**Exercise brief:** Each line should be copied exactly.

**Records supplied:**
=-=-=
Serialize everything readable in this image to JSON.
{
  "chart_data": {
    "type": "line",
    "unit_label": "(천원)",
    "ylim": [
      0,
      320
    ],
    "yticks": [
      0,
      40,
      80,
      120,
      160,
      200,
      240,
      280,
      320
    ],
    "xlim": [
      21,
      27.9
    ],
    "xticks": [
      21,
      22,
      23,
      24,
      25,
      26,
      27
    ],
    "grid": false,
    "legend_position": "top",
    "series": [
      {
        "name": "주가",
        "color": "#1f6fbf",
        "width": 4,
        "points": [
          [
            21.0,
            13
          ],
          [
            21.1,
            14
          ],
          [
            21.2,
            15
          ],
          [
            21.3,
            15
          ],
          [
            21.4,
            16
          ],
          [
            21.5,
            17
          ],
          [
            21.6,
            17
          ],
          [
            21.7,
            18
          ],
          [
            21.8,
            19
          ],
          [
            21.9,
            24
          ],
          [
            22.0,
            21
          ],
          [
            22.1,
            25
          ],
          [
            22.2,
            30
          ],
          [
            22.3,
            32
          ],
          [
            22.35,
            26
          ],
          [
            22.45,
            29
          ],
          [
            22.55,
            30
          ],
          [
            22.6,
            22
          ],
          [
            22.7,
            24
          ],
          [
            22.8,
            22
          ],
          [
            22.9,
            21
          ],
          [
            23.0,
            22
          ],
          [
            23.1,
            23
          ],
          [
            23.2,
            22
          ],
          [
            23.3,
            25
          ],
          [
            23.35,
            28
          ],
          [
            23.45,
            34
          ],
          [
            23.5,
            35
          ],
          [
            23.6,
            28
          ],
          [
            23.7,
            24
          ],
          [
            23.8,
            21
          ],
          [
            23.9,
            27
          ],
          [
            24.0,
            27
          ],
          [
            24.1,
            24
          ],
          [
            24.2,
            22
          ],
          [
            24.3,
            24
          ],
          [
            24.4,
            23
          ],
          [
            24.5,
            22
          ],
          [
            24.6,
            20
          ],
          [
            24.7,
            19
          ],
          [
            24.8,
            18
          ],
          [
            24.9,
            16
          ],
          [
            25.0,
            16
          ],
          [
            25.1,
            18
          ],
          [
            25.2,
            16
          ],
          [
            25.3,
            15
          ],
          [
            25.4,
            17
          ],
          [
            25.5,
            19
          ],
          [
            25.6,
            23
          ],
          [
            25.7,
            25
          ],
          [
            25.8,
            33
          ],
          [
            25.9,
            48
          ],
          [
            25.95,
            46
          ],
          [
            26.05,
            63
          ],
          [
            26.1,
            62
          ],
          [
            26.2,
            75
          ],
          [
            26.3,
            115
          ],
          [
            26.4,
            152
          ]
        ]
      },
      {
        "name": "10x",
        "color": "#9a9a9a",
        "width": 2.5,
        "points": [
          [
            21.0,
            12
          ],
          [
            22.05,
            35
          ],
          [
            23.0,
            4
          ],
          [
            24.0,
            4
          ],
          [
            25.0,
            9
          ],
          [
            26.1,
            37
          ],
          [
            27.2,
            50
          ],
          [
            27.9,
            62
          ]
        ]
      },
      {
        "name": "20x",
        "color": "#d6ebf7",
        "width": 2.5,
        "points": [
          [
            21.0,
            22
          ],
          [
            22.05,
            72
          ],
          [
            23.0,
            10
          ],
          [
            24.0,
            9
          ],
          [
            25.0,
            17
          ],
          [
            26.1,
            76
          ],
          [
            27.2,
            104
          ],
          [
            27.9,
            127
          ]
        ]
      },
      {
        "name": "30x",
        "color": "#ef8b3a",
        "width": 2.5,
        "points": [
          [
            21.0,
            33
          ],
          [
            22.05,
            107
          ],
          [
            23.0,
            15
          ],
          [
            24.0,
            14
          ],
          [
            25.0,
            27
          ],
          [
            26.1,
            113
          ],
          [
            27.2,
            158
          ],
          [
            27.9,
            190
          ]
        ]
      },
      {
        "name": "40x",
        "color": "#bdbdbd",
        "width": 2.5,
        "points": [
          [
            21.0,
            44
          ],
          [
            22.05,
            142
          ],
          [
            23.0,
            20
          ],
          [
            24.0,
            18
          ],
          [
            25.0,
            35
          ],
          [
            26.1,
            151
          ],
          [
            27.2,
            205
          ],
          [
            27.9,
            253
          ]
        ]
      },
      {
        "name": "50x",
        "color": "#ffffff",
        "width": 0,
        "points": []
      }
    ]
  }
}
=-=-=
**Answer for the task:**
Serialize everything readable in this image to JSON.
{
  "chart_data": {
    "type": "line",
    "unit_label": "(천원)",
    "ylim": [
      0,
      320
    ],
    "yticks": [
      0,
      40,
      80,
      120,
      160,
      200,
      240,
      280,
      320
    ],
    "xlim": [
      21,
      27.9
    ],
    "xticks": [
      21,
      22,
      23,
      24,
      25,
      26,
      27
    ],
    "grid": false,
    "legend_position": "top",
    "series": [
      {
        "name": "주가",
        "color": "#1f6fbf",
        "width": 4,
        "points": [
          [
            21.0,
            13
          ],
          [
            21.1,
            14
          ],
          [
            21.2,
            15
          ],
          [
            21.3,
            15
          ],
          [
            21.4,
            16
          ],
          [
            21.5,
            17
          ],
          [
            21.6,
            17
          ],
          [
            21.7,
            18
          ],
          [
            21.8,
            19
          ],
          [
            21.9,
            24
          ],
          [
            22.0,
            21
          ],
          [
            22.1,
            25
          ],
          [
            22.2,
            30
          ],
          [
            22.3,
            32
          ],
          [
            22.35,
            26
          ],
          [
            22.45,
            29
          ],
          [
            22.55,
            30
          ],
          [
            22.6,
            22
          ],
          [
            22.7,
            24
          ],
          [
            22.8,
            22
          ],
          [
            22.9,
            21
          ],
          [
            23.0,
            22
          ],
          [
            23.1,
            23
          ],
          [
            23.2,
            22
          ],
          [
            23.3,
            25
          ],
          [
            23.35,
            28
          ],
          [
            23.45,
            34
          ],
          [
            23.5,
            35
          ],
          [
            23.6,
            28
          ],
          [
            23.7,
            24
          ],
          [
            23.8,
            21
          ],
          [
            23.9,
            27
          ],
          [
            24.0,
            27
          ],
          [
            24.1,
            24
          ],
          [
            24.2,
            22
          ],
          [
            24.3,
            24
          ],
          [
            24.4,
            23
          ],
          [
            24.5,
            22
          ],
          [
            24.6,
            20
          ],
          [
            24.7,
            19
          ],
          [
            24.8,
            18
          ],
          [
            24.9,
            16
          ],
          [
            25.0,
            16
          ],
          [
            25.1,
            18
          ],
          [
            25.2,
            16
          ],
          [
            25.3,
            15
          ],
          [
            25.4,
            17
          ],
          [
            25.5,
            19
          ],
          [
            25.6,
            23
          ],
          [
            25.7,
            25
          ],
          [
            25.8,
            33
          ],
          [
            25.9,
            48
          ],
          [
            25.95,
            46
          ],
          [
            26.05,
            63
          ],
          [
            26.1,
            62
          ],
          [
            26.2,
            75
          ],
          [
            26.3,
            115
          ],
          [
            26.4,
            152
          ]
        ]
      },
      {
        "name": "10x",
        "color": "#9a9a9a",
        "width": 2.5,
        "points": [
          [
            21.0,
            12
          ],
          [
            22.05,
            35
          ],
          [
            23.0,
            4
          ],
          [
            24.0,
            4
          ],
          [
            25.0,
            9
          ],
          [
            26.1,
            37
          ],
          [
            27.2,
            50
          ],
          [
            27.9,
            62
          ]
        ]
      },
      {
        "name": "20x",
        "color": "#d6ebf7",
        "width": 2.5,
        "points": [
          [
            21.0,
            22
          ],
          [
            22.05,
            72
          ],
          [
            23.0,
            10
          ],
          [
            24.0,
            9
          ],
          [
            25.0,
            17
          ],
          [
            26.1,
            76
          ],
          [
            27.2,
            104
          ],
          [
            27.9,
            127
          ]
        ]
      },
      {
        "name": "30x",
        "color": "#ef8b3a",
        "width": 2.5,
        "points": [
          [
            21.0,
            33
          ],
          [
            22.05,
            107
          ],
          [
            23.0,
            15
          ],
          [
            24.0,
            14
          ],
          [
            25.0,
            27
          ],
          [
            26.1,
            113
          ],
          [
            27.2,
            158
          ],
          [
            27.9,
            190
          ]
        ]
      },
      {
        "name": "40x",
        "color": "#bdbdbd",
        "width": 2.5,
        "points": [
          [
            21.0,
            44
          ],
          [
            22.05,
            142
          ],
          [
            23.0,
            20
          ],
          [
            24.0,
            18
          ],
          [
            25.0,
            35
          ],
          [
            26.1,
            151
          ],
          [
            27.2,
            205
          ],
          [
            27.9,
            253
          ]
        ]
      },
      {
        "name": "50x",
        "color": "#ffffff",
        "width": 0,
        "points": []
      }
    ]
  }
}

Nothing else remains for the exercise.